* Problem:
Check each line of the records below and collect those holding "grid".

* Information provided:

• • •

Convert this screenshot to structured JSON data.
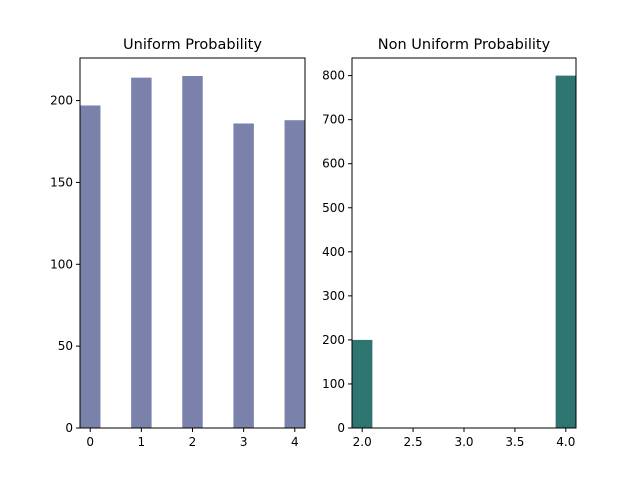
{
  "chart_data": [
    {
      "type": "bar",
      "title": "Uniform Probability",
      "xlabel": "",
      "ylabel": "",
      "x": [
        0,
        1,
        2,
        3,
        4
      ],
      "values": [
        197,
        214,
        215,
        186,
        188
      ],
      "xlim": [
        -0.2,
        4.2
      ],
      "ylim": [
        0,
        226
      ],
      "xticks": [
        0,
        1,
        2,
        3,
        4
      ],
      "yticks": [
        0,
        50,
        100,
        150,
        200
      ],
      "bar_width": 0.4,
      "color": "#7a82ab",
      "grid": false
    },
    {
      "type": "bar",
      "title": "Non Uniform Probability",
      "xlabel": "",
      "ylabel": "",
      "x": [
        2.0,
        4.0
      ],
      "values": [
        200,
        800
      ],
      "xlim": [
        1.9,
        4.1
      ],
      "ylim": [
        0,
        840
      ],
      "xticks": [
        2.0,
        2.5,
        3.0,
        3.5,
        4.0
      ],
      "xtick_labels": [
        "2.0",
        "2.5",
        "3.0",
        "3.5",
        "4.0"
      ],
      "yticks": [
        0,
        100,
        200,
        300,
        400,
        500,
        600,
        700,
        800
      ],
      "bar_width": 0.2,
      "color": "#2e7572",
      "grid": false
    }
  ]
}
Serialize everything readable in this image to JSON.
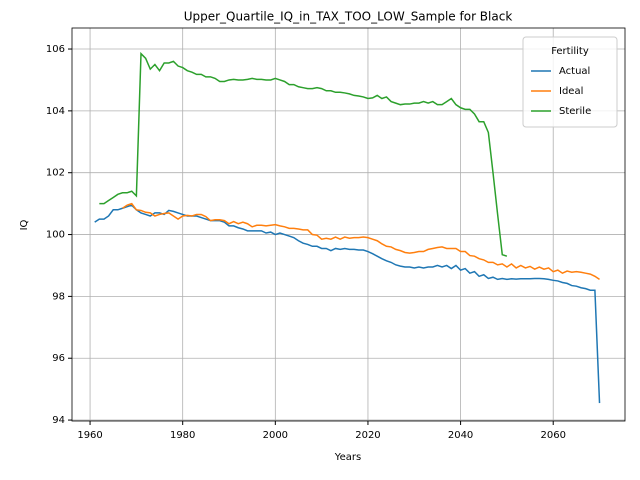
{
  "chart_data": {
    "type": "line",
    "title": "Upper_Quartile_IQ_in_TAX_TOO_LOW_Sample for Black",
    "x_label": "Years",
    "y_label": "IQ",
    "x": [
      1961,
      1962,
      1963,
      1964,
      1965,
      1966,
      1967,
      1968,
      1969,
      1970,
      1971,
      1972,
      1973,
      1974,
      1975,
      1976,
      1977,
      1978,
      1979,
      1980,
      1981,
      1982,
      1983,
      1984,
      1985,
      1986,
      1987,
      1988,
      1989,
      1990,
      1991,
      1992,
      1993,
      1994,
      1995,
      1996,
      1997,
      1998,
      1999,
      2000,
      2001,
      2002,
      2003,
      2004,
      2005,
      2006,
      2007,
      2008,
      2009,
      2010,
      2011,
      2012,
      2013,
      2014,
      2015,
      2016,
      2017,
      2018,
      2019,
      2020,
      2021,
      2022,
      2023,
      2024,
      2025,
      2026,
      2027,
      2028,
      2029,
      2030,
      2031,
      2032,
      2033,
      2034,
      2035,
      2036,
      2037,
      2038,
      2039,
      2040,
      2041,
      2042,
      2043,
      2044,
      2045,
      2046,
      2047,
      2048,
      2049,
      2050,
      2051,
      2052,
      2053,
      2054,
      2055,
      2056,
      2057,
      2058,
      2059,
      2060,
      2061,
      2062,
      2063,
      2064,
      2065,
      2066,
      2067,
      2068,
      2069,
      2070
    ],
    "series": [
      {
        "name": "Actual",
        "color": "#1f77b4",
        "values": [
          100.4,
          100.5,
          100.5,
          100.6,
          100.8,
          100.8,
          100.85,
          100.9,
          100.95,
          100.8,
          100.7,
          100.65,
          100.6,
          100.7,
          100.7,
          100.65,
          100.78,
          100.75,
          100.7,
          100.65,
          100.6,
          100.6,
          100.6,
          100.55,
          100.5,
          100.45,
          100.45,
          100.45,
          100.4,
          100.28,
          100.28,
          100.22,
          100.18,
          100.12,
          100.12,
          100.12,
          100.12,
          100.05,
          100.08,
          100.0,
          100.05,
          100.0,
          99.95,
          99.9,
          99.8,
          99.72,
          99.68,
          99.62,
          99.62,
          99.55,
          99.55,
          99.48,
          99.55,
          99.52,
          99.55,
          99.52,
          99.52,
          99.5,
          99.5,
          99.45,
          99.38,
          99.3,
          99.22,
          99.15,
          99.1,
          99.02,
          98.98,
          98.95,
          98.95,
          98.92,
          98.95,
          98.92,
          98.95,
          98.95,
          99.0,
          98.95,
          99.0,
          98.9,
          99.0,
          98.85,
          98.9,
          98.75,
          98.8,
          98.65,
          98.7,
          98.58,
          98.62,
          98.55,
          98.58,
          98.55,
          98.57,
          98.56,
          98.57,
          98.57,
          98.57,
          98.58,
          98.58,
          98.57,
          98.55,
          98.52,
          98.5,
          98.45,
          98.42,
          98.35,
          98.33,
          98.28,
          98.25,
          98.2,
          98.2,
          94.55
        ]
      },
      {
        "name": "Ideal",
        "color": "#ff7f0e",
        "values": [
          null,
          null,
          null,
          null,
          null,
          null,
          100.85,
          100.95,
          101.0,
          100.8,
          100.78,
          100.72,
          100.7,
          100.6,
          100.65,
          100.68,
          100.7,
          100.6,
          100.5,
          100.6,
          100.62,
          100.6,
          100.65,
          100.65,
          100.58,
          100.45,
          100.48,
          100.48,
          100.45,
          100.35,
          100.42,
          100.35,
          100.4,
          100.35,
          100.25,
          100.3,
          100.3,
          100.28,
          100.3,
          100.32,
          100.28,
          100.25,
          100.2,
          100.2,
          100.18,
          100.15,
          100.15,
          100.0,
          99.98,
          99.85,
          99.88,
          99.85,
          99.92,
          99.85,
          99.92,
          99.88,
          99.9,
          99.9,
          99.92,
          99.9,
          99.85,
          99.8,
          99.7,
          99.62,
          99.6,
          99.52,
          99.48,
          99.42,
          99.4,
          99.42,
          99.45,
          99.45,
          99.52,
          99.55,
          99.58,
          99.6,
          99.55,
          99.55,
          99.55,
          99.45,
          99.45,
          99.32,
          99.3,
          99.22,
          99.18,
          99.1,
          99.1,
          99.02,
          99.05,
          98.95,
          99.05,
          98.92,
          99.0,
          98.92,
          98.97,
          98.88,
          98.95,
          98.88,
          98.92,
          98.8,
          98.85,
          98.75,
          98.82,
          98.78,
          98.8,
          98.78,
          98.75,
          98.72,
          98.65,
          98.55
        ]
      },
      {
        "name": "Sterile",
        "color": "#2ca02c",
        "values": [
          null,
          101.0,
          101.0,
          101.1,
          101.2,
          101.3,
          101.35,
          101.35,
          101.4,
          101.25,
          105.85,
          105.7,
          105.35,
          105.5,
          105.3,
          105.55,
          105.55,
          105.6,
          105.45,
          105.4,
          105.3,
          105.25,
          105.18,
          105.18,
          105.1,
          105.1,
          105.05,
          104.95,
          104.95,
          105.0,
          105.02,
          105.0,
          105.0,
          105.02,
          105.05,
          105.02,
          105.02,
          105.0,
          105.0,
          105.05,
          105.0,
          104.95,
          104.85,
          104.85,
          104.78,
          104.75,
          104.72,
          104.72,
          104.75,
          104.72,
          104.65,
          104.65,
          104.6,
          104.6,
          104.58,
          104.55,
          104.5,
          104.48,
          104.45,
          104.4,
          104.42,
          104.5,
          104.4,
          104.45,
          104.3,
          104.25,
          104.2,
          104.22,
          104.22,
          104.25,
          104.25,
          104.3,
          104.25,
          104.3,
          104.2,
          104.2,
          104.3,
          104.4,
          104.2,
          104.1,
          104.05,
          104.05,
          103.9,
          103.65,
          103.65,
          103.3,
          102.0,
          100.65,
          99.35,
          99.3,
          null,
          null,
          null,
          null,
          null,
          null,
          null,
          null,
          null,
          null,
          null,
          null,
          null,
          null,
          null,
          null,
          null,
          null,
          null,
          null
        ]
      }
    ],
    "xlim": [
      1956.1,
      2075.5
    ],
    "ylim": [
      93.97,
      106.68
    ],
    "xticks": [
      1960,
      1980,
      2000,
      2020,
      2040,
      2060
    ],
    "yticks": [
      94,
      96,
      98,
      100,
      102,
      104,
      106
    ],
    "grid": true,
    "legend_title": "Fertility",
    "legend_position": "upper right"
  }
}
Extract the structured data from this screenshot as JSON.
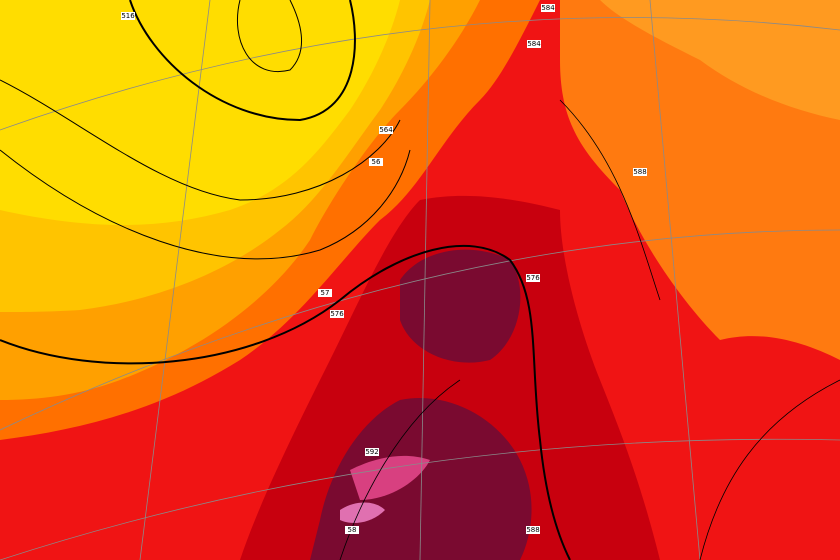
{
  "contour_labels": [
    "516",
    "564",
    "56",
    "576",
    "57",
    "584",
    "584",
    "576",
    "588",
    "588",
    "58",
    "592"
  ]
}
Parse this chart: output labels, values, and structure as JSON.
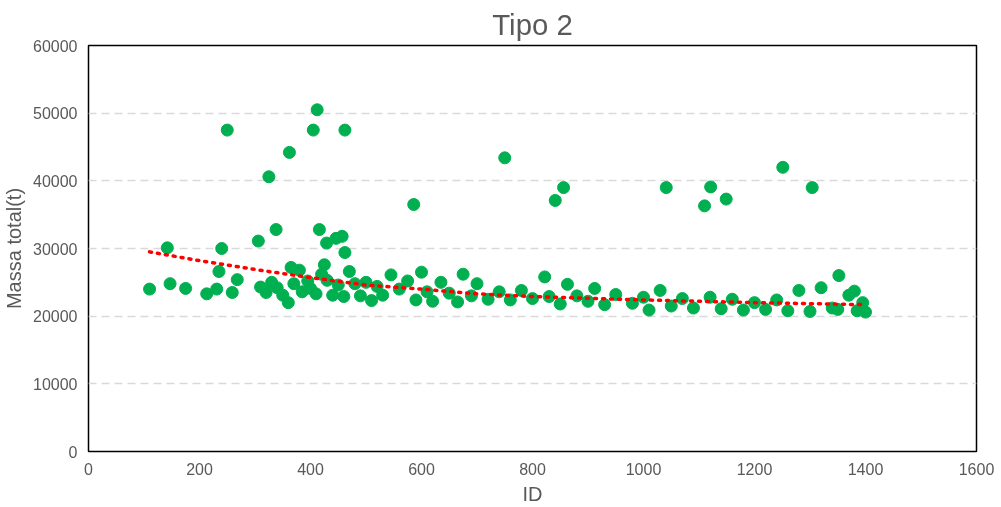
{
  "chart_data": {
    "type": "scatter",
    "title": "Tipo 2",
    "xlabel": "ID",
    "ylabel": "Massa total(t)",
    "xlim": [
      0,
      1600
    ],
    "xticks": [
      0,
      200,
      400,
      600,
      800,
      1000,
      1200,
      1400,
      1600
    ],
    "ylim": [
      0,
      60000
    ],
    "yticks": [
      0,
      10000,
      20000,
      30000,
      40000,
      50000,
      60000
    ],
    "grid": "y",
    "marker": "circle",
    "series": [
      {
        "color": "#00b050",
        "x": [
          110,
          142,
          147,
          175,
          213,
          231,
          235,
          240,
          250,
          259,
          268,
          306,
          325,
          338,
          362,
          405,
          412,
          416,
          429,
          446,
          457,
          462,
          462,
          586,
          750,
          841,
          856,
          1041,
          1110,
          1121,
          1149,
          1251,
          1304,
          1352,
          822,
          863,
          912,
          310,
          320,
          330,
          340,
          350,
          360,
          365,
          370,
          380,
          385,
          395,
          400,
          410,
          420,
          425,
          430,
          440,
          450,
          460,
          470,
          480,
          490,
          500,
          510,
          520,
          530,
          545,
          560,
          575,
          590,
          600,
          610,
          620,
          635,
          650,
          665,
          675,
          690,
          700,
          720,
          740,
          760,
          780,
          800,
          830,
          850,
          880,
          900,
          930,
          950,
          980,
          1000,
          1010,
          1030,
          1050,
          1070,
          1090,
          1120,
          1140,
          1160,
          1180,
          1200,
          1220,
          1240,
          1260,
          1280,
          1300,
          1320,
          1340,
          1370,
          1380,
          1395,
          1400,
          1385,
          1350
        ],
        "values": [
          24000,
          30100,
          24800,
          24100,
          23300,
          24000,
          26600,
          30000,
          47500,
          23500,
          25400,
          31100,
          40600,
          32800,
          44200,
          47500,
          50500,
          32800,
          30800,
          31500,
          31800,
          29400,
          47500,
          36500,
          43400,
          37100,
          39000,
          39000,
          36300,
          39100,
          37300,
          42000,
          39000,
          26000,
          25800,
          24700,
          24100,
          24300,
          23500,
          25000,
          24200,
          23100,
          22000,
          27200,
          24800,
          26800,
          23600,
          25200,
          24100,
          23300,
          26200,
          27600,
          25300,
          23100,
          24600,
          22900,
          26600,
          24800,
          23000,
          25000,
          22300,
          24400,
          23100,
          26100,
          24000,
          25200,
          22400,
          26500,
          23600,
          22200,
          25000,
          23400,
          22100,
          26200,
          23000,
          24800,
          22500,
          23600,
          22400,
          23800,
          22600,
          22900,
          21800,
          23000,
          22200,
          21700,
          23200,
          21900,
          22800,
          20900,
          23800,
          21500,
          22600,
          21200,
          22800,
          21100,
          22500,
          20900,
          22000,
          21000,
          22400,
          20800,
          23800,
          20700,
          24200,
          21200,
          23100,
          23700,
          22000,
          20600,
          20800,
          21000
        ]
      },
      {
        "type": "line",
        "color": "#ff0000",
        "line_style": "dotted",
        "marker": "none",
        "x": [
          110,
          200,
          300,
          400,
          500,
          600,
          700,
          800,
          1000,
          1200,
          1400
        ],
        "values": [
          29500,
          28200,
          26900,
          25700,
          24600,
          24000,
          23300,
          22900,
          22400,
          22000,
          21700
        ]
      }
    ]
  }
}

• • •

* Result of the task:
      "grid": false
      "grid": false
    "grid": true,
    "grid": "y",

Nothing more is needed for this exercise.